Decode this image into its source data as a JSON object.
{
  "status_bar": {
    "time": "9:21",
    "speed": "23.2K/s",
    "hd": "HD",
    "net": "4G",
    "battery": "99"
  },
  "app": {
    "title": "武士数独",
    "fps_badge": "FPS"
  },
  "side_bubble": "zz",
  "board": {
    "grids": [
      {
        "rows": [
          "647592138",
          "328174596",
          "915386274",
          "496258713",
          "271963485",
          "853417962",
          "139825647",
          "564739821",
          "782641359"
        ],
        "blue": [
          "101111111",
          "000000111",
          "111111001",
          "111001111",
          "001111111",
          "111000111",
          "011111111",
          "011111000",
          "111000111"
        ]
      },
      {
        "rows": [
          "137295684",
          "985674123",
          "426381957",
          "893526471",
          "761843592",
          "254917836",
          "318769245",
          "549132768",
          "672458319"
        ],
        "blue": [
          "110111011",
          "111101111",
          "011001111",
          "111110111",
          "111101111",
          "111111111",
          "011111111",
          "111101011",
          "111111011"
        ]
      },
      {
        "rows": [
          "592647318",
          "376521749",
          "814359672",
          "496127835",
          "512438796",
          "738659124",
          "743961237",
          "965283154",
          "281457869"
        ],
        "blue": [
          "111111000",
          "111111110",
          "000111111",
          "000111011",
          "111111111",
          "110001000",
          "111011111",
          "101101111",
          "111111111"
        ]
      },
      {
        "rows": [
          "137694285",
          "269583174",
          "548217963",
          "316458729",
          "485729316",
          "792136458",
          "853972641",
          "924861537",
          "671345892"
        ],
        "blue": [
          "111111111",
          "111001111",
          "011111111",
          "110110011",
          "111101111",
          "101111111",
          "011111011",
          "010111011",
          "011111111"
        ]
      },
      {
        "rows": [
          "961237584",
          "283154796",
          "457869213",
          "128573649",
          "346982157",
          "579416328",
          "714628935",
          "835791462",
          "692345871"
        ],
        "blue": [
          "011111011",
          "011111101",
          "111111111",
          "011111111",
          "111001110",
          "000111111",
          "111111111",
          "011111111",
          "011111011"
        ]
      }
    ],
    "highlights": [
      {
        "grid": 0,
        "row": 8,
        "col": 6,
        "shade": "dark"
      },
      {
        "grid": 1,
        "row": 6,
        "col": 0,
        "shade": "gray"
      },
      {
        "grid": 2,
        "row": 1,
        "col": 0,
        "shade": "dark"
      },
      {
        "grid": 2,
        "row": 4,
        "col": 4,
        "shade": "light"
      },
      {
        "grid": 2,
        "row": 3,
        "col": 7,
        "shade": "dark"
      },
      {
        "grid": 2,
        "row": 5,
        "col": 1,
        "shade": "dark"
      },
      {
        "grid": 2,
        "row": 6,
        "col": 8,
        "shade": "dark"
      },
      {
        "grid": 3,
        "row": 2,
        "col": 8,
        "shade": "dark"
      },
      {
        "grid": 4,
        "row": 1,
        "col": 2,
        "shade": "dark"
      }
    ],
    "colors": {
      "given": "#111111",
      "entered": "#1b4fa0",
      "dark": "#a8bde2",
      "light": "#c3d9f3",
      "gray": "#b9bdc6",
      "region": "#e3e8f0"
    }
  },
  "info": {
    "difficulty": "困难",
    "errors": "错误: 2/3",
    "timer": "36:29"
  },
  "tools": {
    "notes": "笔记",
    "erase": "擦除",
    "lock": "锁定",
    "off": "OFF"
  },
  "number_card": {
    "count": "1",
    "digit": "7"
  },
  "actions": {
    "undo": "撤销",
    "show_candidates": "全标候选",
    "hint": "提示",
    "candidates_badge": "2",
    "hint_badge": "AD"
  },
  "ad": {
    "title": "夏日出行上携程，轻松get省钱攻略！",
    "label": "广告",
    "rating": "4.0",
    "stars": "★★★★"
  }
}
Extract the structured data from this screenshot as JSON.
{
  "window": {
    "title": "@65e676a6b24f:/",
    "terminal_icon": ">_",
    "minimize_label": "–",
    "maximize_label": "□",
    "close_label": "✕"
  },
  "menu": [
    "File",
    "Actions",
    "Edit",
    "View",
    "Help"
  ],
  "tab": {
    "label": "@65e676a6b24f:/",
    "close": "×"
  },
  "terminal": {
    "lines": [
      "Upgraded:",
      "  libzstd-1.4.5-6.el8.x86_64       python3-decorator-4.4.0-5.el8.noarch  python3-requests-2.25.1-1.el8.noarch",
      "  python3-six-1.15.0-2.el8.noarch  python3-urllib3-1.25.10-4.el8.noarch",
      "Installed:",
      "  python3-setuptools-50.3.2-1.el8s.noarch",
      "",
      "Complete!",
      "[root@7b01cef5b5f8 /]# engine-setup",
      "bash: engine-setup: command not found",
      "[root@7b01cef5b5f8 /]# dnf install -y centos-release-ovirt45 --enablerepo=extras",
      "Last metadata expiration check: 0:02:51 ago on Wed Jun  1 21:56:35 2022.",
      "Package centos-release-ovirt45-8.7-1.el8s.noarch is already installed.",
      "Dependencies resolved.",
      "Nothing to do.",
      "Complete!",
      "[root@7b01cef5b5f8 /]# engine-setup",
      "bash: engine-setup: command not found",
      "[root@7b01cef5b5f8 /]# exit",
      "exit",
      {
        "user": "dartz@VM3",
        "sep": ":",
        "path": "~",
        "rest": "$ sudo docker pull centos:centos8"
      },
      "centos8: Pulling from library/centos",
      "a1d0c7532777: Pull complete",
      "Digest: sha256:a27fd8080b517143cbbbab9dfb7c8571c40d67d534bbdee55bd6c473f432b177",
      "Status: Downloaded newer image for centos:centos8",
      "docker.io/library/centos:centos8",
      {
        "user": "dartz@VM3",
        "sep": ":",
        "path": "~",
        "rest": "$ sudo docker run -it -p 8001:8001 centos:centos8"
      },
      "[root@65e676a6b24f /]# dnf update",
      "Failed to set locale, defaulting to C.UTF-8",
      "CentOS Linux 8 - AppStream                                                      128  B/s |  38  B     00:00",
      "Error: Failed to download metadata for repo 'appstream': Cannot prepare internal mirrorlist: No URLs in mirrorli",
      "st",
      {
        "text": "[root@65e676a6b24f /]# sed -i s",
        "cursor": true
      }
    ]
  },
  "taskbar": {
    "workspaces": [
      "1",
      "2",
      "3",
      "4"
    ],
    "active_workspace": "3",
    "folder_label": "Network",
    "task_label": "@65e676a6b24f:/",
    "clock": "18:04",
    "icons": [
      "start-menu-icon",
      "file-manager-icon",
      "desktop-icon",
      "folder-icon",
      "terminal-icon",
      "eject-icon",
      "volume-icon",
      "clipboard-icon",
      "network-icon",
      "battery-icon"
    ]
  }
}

Prompt
Search the lines above for the string "root" and copy each line that has it.

Task answer
      "[root@7b01cef5b5f8 /]# engine-setup",
      "[root@7b01cef5b5f8 /]# dnf install -y centos-release-ovirt45 --enablerepo=extras",
      "[root@7b01cef5b5f8 /]# engine-setup",
      "[root@7b01cef5b5f8 /]# exit",
      "[root@65e676a6b24f /]# dnf update",
        "text": "[root@65e676a6b24f /]# sed -i s",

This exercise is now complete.